___ LISTING
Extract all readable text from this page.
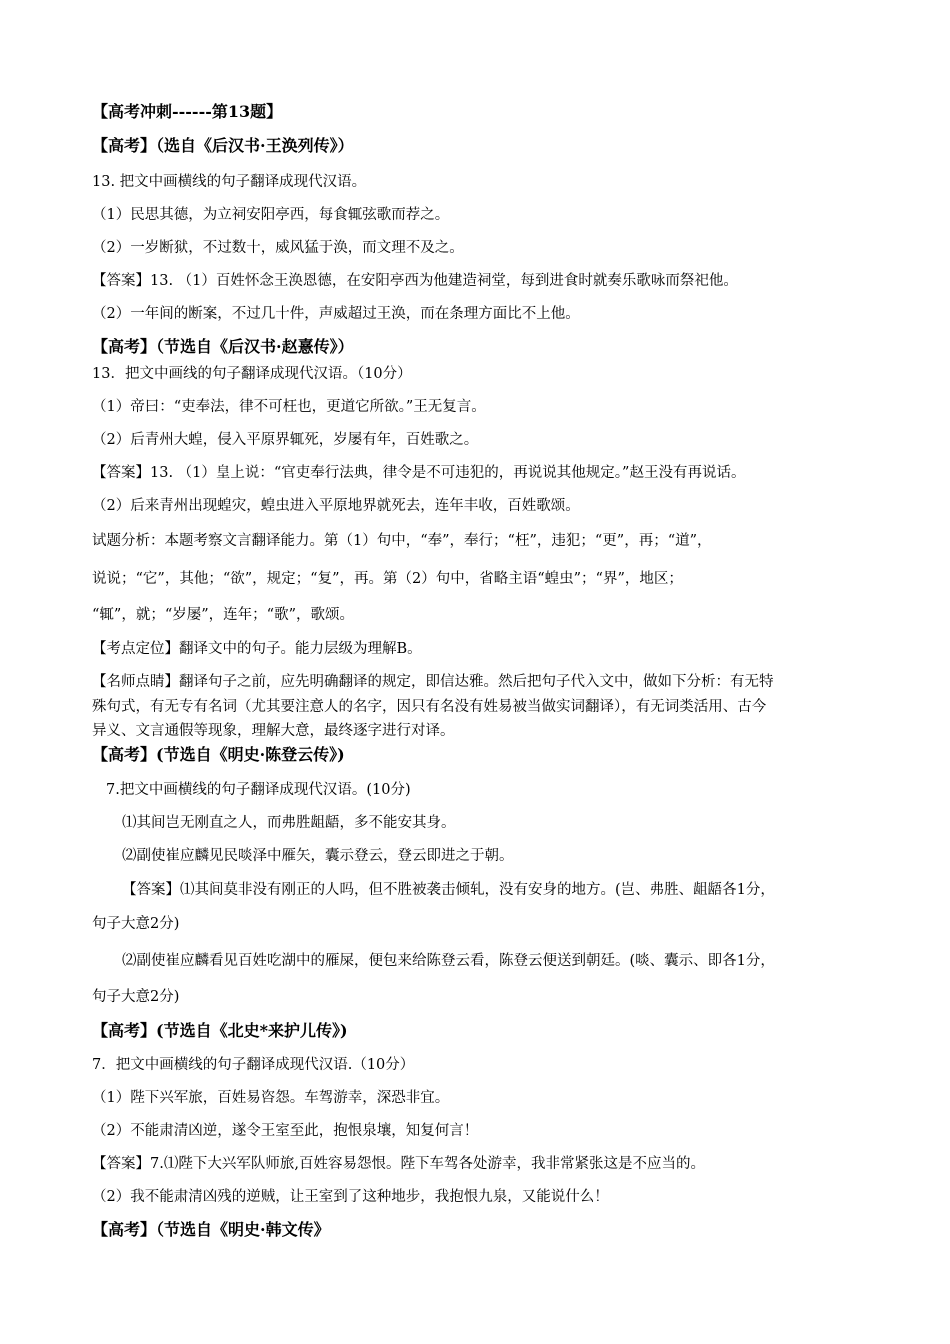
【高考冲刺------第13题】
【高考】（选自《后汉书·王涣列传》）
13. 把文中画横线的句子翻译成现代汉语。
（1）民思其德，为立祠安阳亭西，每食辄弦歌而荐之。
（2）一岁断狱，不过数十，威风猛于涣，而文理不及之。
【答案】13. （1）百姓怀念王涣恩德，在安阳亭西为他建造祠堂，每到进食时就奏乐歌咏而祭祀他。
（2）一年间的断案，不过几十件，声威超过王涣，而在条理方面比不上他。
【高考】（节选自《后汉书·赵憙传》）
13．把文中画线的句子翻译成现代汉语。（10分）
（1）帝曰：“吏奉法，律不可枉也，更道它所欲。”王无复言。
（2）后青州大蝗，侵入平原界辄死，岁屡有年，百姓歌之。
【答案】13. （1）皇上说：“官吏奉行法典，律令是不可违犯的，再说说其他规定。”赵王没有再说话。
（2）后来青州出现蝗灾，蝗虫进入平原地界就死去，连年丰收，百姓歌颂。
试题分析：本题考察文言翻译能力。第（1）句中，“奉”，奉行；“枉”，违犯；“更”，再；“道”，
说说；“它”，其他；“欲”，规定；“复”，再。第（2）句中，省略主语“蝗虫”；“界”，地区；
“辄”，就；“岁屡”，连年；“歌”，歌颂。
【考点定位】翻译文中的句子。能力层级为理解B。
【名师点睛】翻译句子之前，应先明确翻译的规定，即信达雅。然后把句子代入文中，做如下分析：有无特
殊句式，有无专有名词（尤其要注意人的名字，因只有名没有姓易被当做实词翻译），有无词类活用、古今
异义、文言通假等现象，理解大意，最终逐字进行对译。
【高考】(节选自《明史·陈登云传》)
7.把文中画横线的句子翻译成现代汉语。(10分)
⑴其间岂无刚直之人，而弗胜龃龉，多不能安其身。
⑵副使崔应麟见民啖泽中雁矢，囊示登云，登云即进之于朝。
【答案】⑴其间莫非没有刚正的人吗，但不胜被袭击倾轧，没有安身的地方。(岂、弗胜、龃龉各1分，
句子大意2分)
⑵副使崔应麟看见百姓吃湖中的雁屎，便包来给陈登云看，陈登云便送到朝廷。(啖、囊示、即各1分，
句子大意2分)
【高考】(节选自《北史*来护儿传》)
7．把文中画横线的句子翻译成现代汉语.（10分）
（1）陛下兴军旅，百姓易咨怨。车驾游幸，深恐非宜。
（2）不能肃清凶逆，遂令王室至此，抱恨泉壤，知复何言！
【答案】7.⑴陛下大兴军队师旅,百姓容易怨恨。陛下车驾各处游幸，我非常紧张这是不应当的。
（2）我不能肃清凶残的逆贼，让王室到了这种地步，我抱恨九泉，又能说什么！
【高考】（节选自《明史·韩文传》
______
___ LISTING
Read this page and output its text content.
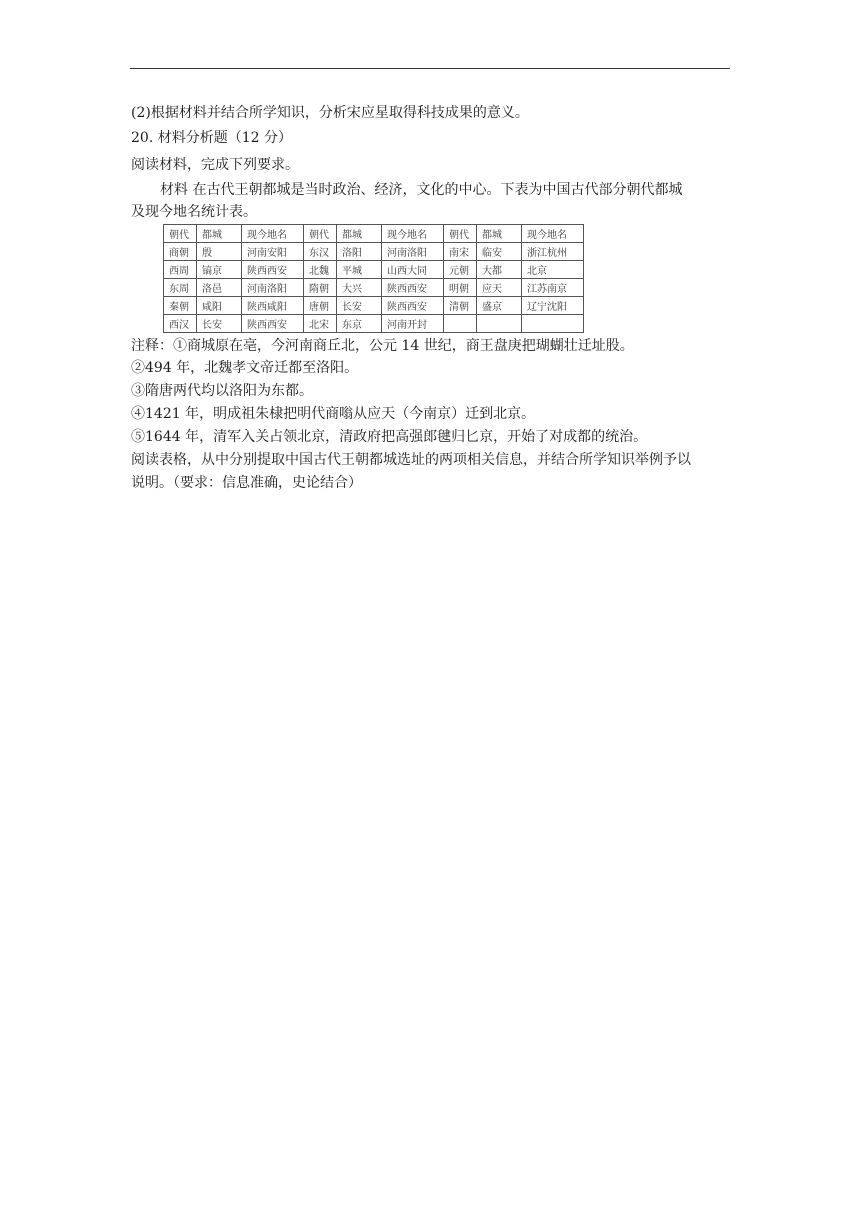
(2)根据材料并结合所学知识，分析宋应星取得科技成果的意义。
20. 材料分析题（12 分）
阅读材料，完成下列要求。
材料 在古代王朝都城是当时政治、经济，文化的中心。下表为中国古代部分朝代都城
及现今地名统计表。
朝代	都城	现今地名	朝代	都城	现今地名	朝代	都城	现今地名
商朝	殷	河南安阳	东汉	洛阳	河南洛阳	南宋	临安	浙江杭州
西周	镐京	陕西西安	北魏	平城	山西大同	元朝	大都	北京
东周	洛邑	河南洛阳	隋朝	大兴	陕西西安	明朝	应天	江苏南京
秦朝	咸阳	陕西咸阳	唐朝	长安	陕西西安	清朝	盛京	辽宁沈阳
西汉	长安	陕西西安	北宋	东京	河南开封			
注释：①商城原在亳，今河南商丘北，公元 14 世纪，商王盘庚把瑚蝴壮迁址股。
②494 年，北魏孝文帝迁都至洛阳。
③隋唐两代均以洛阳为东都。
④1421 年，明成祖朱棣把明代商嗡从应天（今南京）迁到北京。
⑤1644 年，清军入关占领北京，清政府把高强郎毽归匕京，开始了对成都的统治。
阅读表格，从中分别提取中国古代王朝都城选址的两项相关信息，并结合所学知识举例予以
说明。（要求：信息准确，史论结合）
______
___ LISTING
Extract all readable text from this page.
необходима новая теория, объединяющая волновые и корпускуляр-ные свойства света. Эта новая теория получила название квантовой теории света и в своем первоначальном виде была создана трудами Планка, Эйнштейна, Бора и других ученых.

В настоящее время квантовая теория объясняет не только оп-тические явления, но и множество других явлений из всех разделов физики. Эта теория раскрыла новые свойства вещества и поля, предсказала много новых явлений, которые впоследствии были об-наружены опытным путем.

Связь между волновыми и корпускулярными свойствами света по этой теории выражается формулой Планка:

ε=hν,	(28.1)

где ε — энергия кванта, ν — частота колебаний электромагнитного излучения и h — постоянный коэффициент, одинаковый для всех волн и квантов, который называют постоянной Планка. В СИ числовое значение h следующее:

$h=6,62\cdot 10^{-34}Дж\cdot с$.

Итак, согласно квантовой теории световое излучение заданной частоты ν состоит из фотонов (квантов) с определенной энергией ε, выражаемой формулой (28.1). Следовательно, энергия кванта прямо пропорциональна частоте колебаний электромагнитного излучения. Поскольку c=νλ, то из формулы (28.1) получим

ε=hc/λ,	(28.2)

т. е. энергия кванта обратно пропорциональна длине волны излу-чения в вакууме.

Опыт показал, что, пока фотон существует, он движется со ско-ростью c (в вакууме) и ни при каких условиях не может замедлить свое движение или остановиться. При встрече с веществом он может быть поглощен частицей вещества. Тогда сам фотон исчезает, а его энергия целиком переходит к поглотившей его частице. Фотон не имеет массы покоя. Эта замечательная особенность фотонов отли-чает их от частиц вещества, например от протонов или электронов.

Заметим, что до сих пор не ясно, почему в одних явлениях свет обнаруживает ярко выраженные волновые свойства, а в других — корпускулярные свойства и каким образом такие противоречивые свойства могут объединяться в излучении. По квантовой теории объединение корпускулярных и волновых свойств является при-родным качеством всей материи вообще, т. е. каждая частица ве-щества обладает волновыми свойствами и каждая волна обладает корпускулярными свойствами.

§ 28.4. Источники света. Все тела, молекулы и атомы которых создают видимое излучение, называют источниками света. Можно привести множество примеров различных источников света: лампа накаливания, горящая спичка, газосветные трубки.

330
______
◆ WHAT NEEDS TO BE DONE
Wherever the string "фотонов" appears in the entries above, list that line.

◆ COMPLETE RESPONSE
Итак, согласно квантовой теории световое излучение заданной частоты ν состоит из фотонов (квантов) с определенной энергией ε, выражаемой формулой (28.1). Следовательно, энергия кванта прямо пропорциональна частоте колебаний электромагнитного излучения. Поскольку c=νλ, то из формулы (28.1) получим
Опыт показал, что, пока фотон существует, он движется со ско-ростью c (в вакууме) и ни при каких условиях не может замедлить свое движение или остановиться. При встрече с веществом он может быть поглощен частицей вещества. Тогда сам фотон исчезает, а его энергия целиком переходит к поглотившей его частице. Фотон не имеет массы покоя. Эта замечательная особенность фотонов отли-чает их от частиц вещества, например от протонов или электронов.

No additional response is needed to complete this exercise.